_Instruction:_ Give back the full listing verbatim, apart from its images.

_Information shown:_
◆ ◆ ◆
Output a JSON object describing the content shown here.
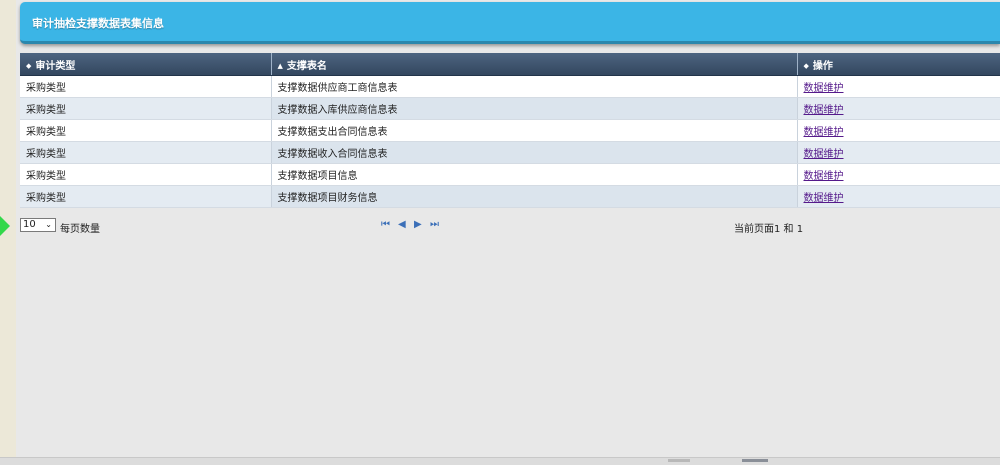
{
  "header": {
    "title": "审计抽检支撑数据表集信息"
  },
  "table": {
    "columns": [
      {
        "label": "审计类型",
        "sort_icon": "sort-both-icon"
      },
      {
        "label": "支撑表名",
        "sort_icon": "sort-asc-icon"
      },
      {
        "label": "操作",
        "sort_icon": "sort-both-icon"
      }
    ],
    "rows": [
      {
        "type": "采购类型",
        "table_name": "支撑数据供应商工商信息表",
        "action": "数据维护"
      },
      {
        "type": "采购类型",
        "table_name": "支撑数据入库供应商信息表",
        "action": "数据维护"
      },
      {
        "type": "采购类型",
        "table_name": "支撑数据支出合同信息表",
        "action": "数据维护"
      },
      {
        "type": "采购类型",
        "table_name": "支撑数据收入合同信息表",
        "action": "数据维护"
      },
      {
        "type": "采购类型",
        "table_name": "支撑数据项目信息",
        "action": "数据维护"
      },
      {
        "type": "采购类型",
        "table_name": "支撑数据项目财务信息",
        "action": "数据维护"
      }
    ]
  },
  "pager": {
    "page_size": "10",
    "page_size_label": "每页数量",
    "page_info": "当前页面1 和 1",
    "icons": [
      "first-page-icon",
      "prev-page-icon",
      "next-page-icon",
      "last-page-icon"
    ]
  },
  "colors": {
    "title_bar": "#3bb5e6",
    "header_bg": "#3d5270",
    "link": "#551a8b",
    "indicator": "#33d84a"
  }
}
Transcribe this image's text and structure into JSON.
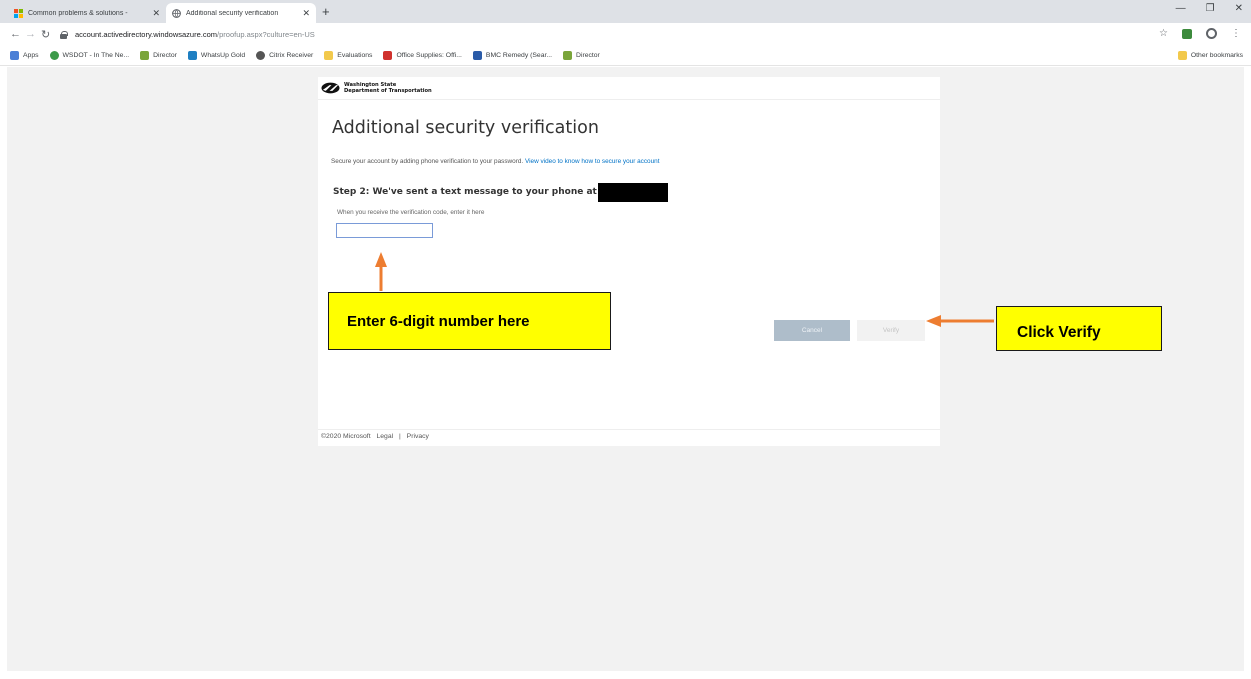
{
  "browser": {
    "tabs": [
      {
        "title": "Common problems & solutions -",
        "active": false,
        "favicon": "windows-grid-icon"
      },
      {
        "title": "Additional security verification",
        "active": true,
        "favicon": "globe-icon"
      }
    ],
    "url_host": "account.activedirectory.windowsazure.com",
    "url_path": "/proofup.aspx?culture=en-US",
    "bookmarks": [
      {
        "label": "Apps",
        "icon": "apps-grid-icon",
        "color": "#4a7fd6"
      },
      {
        "label": "WSDOT - In The Ne...",
        "icon": "globe-icon",
        "color": "#3d9b4a"
      },
      {
        "label": "Director",
        "icon": "director-icon",
        "color": "#7aa53a"
      },
      {
        "label": "WhatsUp Gold",
        "icon": "whatsup-icon",
        "color": "#1e7fc2"
      },
      {
        "label": "Citrix Receiver",
        "icon": "citrix-icon",
        "color": "#555555"
      },
      {
        "label": "Evaluations",
        "icon": "folder-icon",
        "color": "#f2c94c"
      },
      {
        "label": "Office Supplies: Offi...",
        "icon": "office-icon",
        "color": "#d0312d"
      },
      {
        "label": "BMC Remedy (Sear...",
        "icon": "bmc-icon",
        "color": "#2a5ba8"
      },
      {
        "label": "Director",
        "icon": "director-icon",
        "color": "#7aa53a"
      }
    ],
    "other_bookmarks": "Other bookmarks"
  },
  "page": {
    "brand_line1": "Washington State",
    "brand_line2": "Department of Transportation",
    "heading": "Additional security verification",
    "subtitle_text": "Secure your account by adding phone verification to your password.",
    "subtitle_link": "View video to know how to secure your account",
    "step_text": "Step 2: We've sent a text message to your phone at +1",
    "hint": "When you receive the verification code, enter it here",
    "code_value": "",
    "cancel_label": "Cancel",
    "verify_label": "Verify",
    "footer_copyright": "©2020 Microsoft",
    "footer_legal": "Legal",
    "footer_sep": "|",
    "footer_privacy": "Privacy"
  },
  "annotations": {
    "callout_input": "Enter 6-digit number here",
    "callout_verify": "Click Verify",
    "arrow_color": "#ed7d31"
  }
}
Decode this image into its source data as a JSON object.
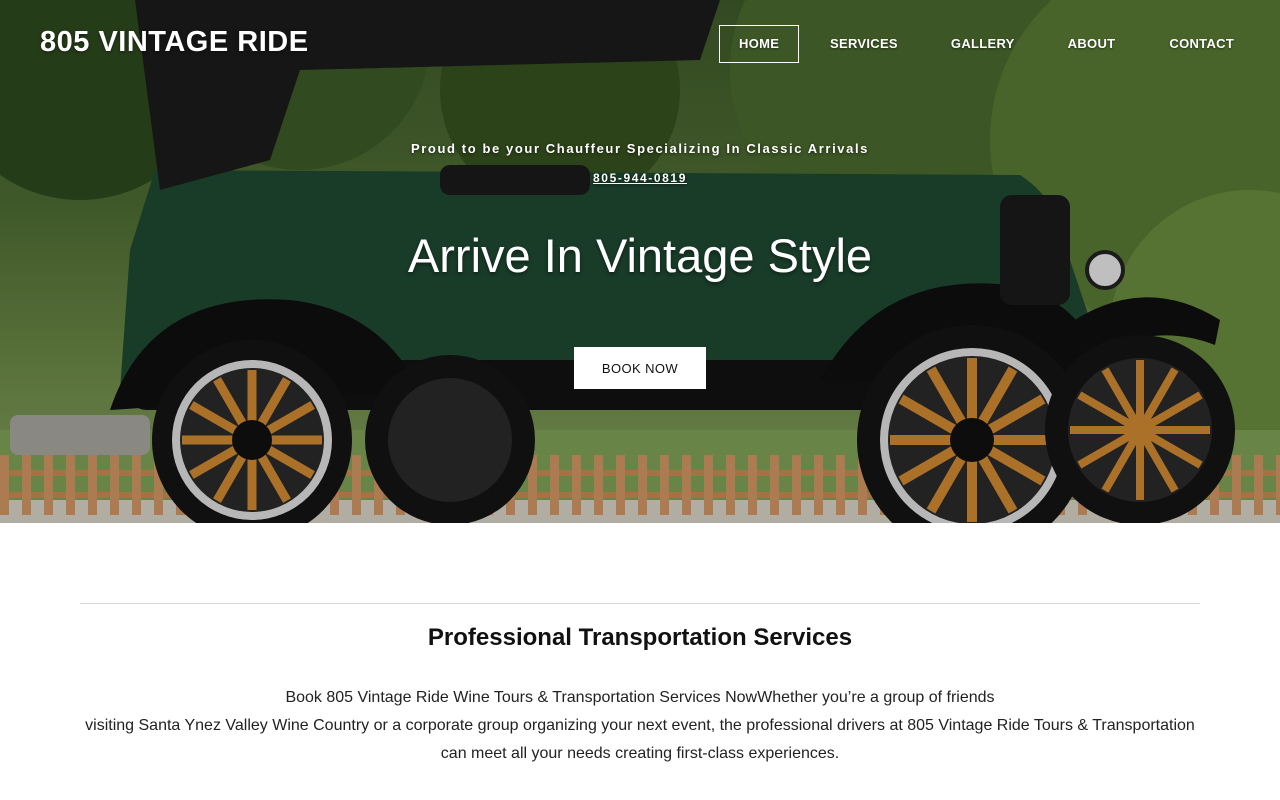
{
  "header": {
    "logo": "805 VINTAGE RIDE",
    "nav": [
      {
        "label": "HOME",
        "active": true
      },
      {
        "label": "SERVICES",
        "active": false
      },
      {
        "label": "GALLERY",
        "active": false
      },
      {
        "label": "ABOUT",
        "active": false
      },
      {
        "label": "CONTACT",
        "active": false
      }
    ]
  },
  "hero": {
    "tagline": "Proud to be your Chauffeur Specializing In Classic Arrivals",
    "phone": "805-944-0819",
    "headline": "Arrive In Vintage Style",
    "cta_label": "BOOK NOW",
    "image_subject": "green vintage touring car with wooden spoke wheels in front of trees and a white picket fence"
  },
  "services": {
    "title": "Professional Transportation Services",
    "lines": [
      "Book 805 Vintage Ride Wine Tours & Transportation Services NowWhether you’re a group of friends",
      "visiting Santa Ynez Valley Wine Country or a corporate group organizing your next event, the professional drivers at 805 Vintage Ride Tours & Transportation",
      "can meet all your needs creating first-class experiences."
    ]
  },
  "colors": {
    "car_body": "#1f4a33",
    "foliage": "#4f6d33",
    "text_on_hero": "#ffffff",
    "cta_background": "#ffffff"
  }
}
◆ ◆ ◆
_Solution for this task:_
Output a JSON object describing the content shown here.
{
  "header": {
    "title": "审计抽检支撑数据表集信息"
  },
  "table": {
    "columns": [
      {
        "label": "审计类型",
        "sort_icon": "sort-both-icon"
      },
      {
        "label": "支撑表名",
        "sort_icon": "sort-asc-icon"
      },
      {
        "label": "操作",
        "sort_icon": "sort-both-icon"
      }
    ],
    "rows": [
      {
        "type": "采购类型",
        "table_name": "支撑数据供应商工商信息表",
        "action": "数据维护"
      },
      {
        "type": "采购类型",
        "table_name": "支撑数据入库供应商信息表",
        "action": "数据维护"
      },
      {
        "type": "采购类型",
        "table_name": "支撑数据支出合同信息表",
        "action": "数据维护"
      },
      {
        "type": "采购类型",
        "table_name": "支撑数据收入合同信息表",
        "action": "数据维护"
      },
      {
        "type": "采购类型",
        "table_name": "支撑数据项目信息",
        "action": "数据维护"
      },
      {
        "type": "采购类型",
        "table_name": "支撑数据项目财务信息",
        "action": "数据维护"
      }
    ]
  },
  "pager": {
    "page_size": "10",
    "page_size_label": "每页数量",
    "page_info": "当前页面1 和 1",
    "icons": [
      "first-page-icon",
      "prev-page-icon",
      "next-page-icon",
      "last-page-icon"
    ]
  },
  "colors": {
    "title_bar": "#3bb5e6",
    "header_bg": "#3d5270",
    "link": "#551a8b",
    "indicator": "#33d84a"
  }
}
Transcribe this image's text and structure into JSON.
{
  "browser": {
    "tabs": [
      {
        "title": "Common problems & solutions -",
        "active": false,
        "favicon": "windows-grid-icon"
      },
      {
        "title": "Additional security verification",
        "active": true,
        "favicon": "globe-icon"
      }
    ],
    "url_host": "account.activedirectory.windowsazure.com",
    "url_path": "/proofup.aspx?culture=en-US",
    "bookmarks": [
      {
        "label": "Apps",
        "icon": "apps-grid-icon",
        "color": "#4a7fd6"
      },
      {
        "label": "WSDOT - In The Ne...",
        "icon": "globe-icon",
        "color": "#3d9b4a"
      },
      {
        "label": "Director",
        "icon": "director-icon",
        "color": "#7aa53a"
      },
      {
        "label": "WhatsUp Gold",
        "icon": "whatsup-icon",
        "color": "#1e7fc2"
      },
      {
        "label": "Citrix Receiver",
        "icon": "citrix-icon",
        "color": "#555555"
      },
      {
        "label": "Evaluations",
        "icon": "folder-icon",
        "color": "#f2c94c"
      },
      {
        "label": "Office Supplies: Offi...",
        "icon": "office-icon",
        "color": "#d0312d"
      },
      {
        "label": "BMC Remedy (Sear...",
        "icon": "bmc-icon",
        "color": "#2a5ba8"
      },
      {
        "label": "Director",
        "icon": "director-icon",
        "color": "#7aa53a"
      }
    ],
    "other_bookmarks": "Other bookmarks"
  },
  "page": {
    "brand_line1": "Washington State",
    "brand_line2": "Department of Transportation",
    "heading": "Additional security verification",
    "subtitle_text": "Secure your account by adding phone verification to your password.",
    "subtitle_link": "View video to know how to secure your account",
    "step_text": "Step 2: We've sent a text message to your phone at +1",
    "hint": "When you receive the verification code, enter it here",
    "code_value": "",
    "cancel_label": "Cancel",
    "verify_label": "Verify",
    "footer_copyright": "©2020 Microsoft",
    "footer_legal": "Legal",
    "footer_sep": "|",
    "footer_privacy": "Privacy"
  },
  "annotations": {
    "callout_input": "Enter 6-digit number here",
    "callout_verify": "Click Verify",
    "arrow_color": "#ed7d31"
  }
}
Decode this image into its source data as a JSON object.
{
  "header": {
    "logo": "805 VINTAGE RIDE",
    "nav": [
      {
        "label": "HOME",
        "active": true
      },
      {
        "label": "SERVICES",
        "active": false
      },
      {
        "label": "GALLERY",
        "active": false
      },
      {
        "label": "ABOUT",
        "active": false
      },
      {
        "label": "CONTACT",
        "active": false
      }
    ]
  },
  "hero": {
    "tagline": "Proud to be your Chauffeur Specializing In Classic Arrivals",
    "phone": "805-944-0819",
    "headline": "Arrive In Vintage Style",
    "cta_label": "BOOK NOW",
    "image_subject": "green vintage touring car with wooden spoke wheels in front of trees and a white picket fence"
  },
  "services": {
    "title": "Professional Transportation Services",
    "lines": [
      "Book 805 Vintage Ride Wine Tours & Transportation Services NowWhether you’re a group of friends",
      "visiting Santa Ynez Valley Wine Country or a corporate group organizing your next event, the professional drivers at 805 Vintage Ride Tours & Transportation",
      "can meet all your needs creating first-class experiences."
    ]
  },
  "colors": {
    "car_body": "#1f4a33",
    "foliage": "#4f6d33",
    "text_on_hero": "#ffffff",
    "cta_background": "#ffffff"
  }
}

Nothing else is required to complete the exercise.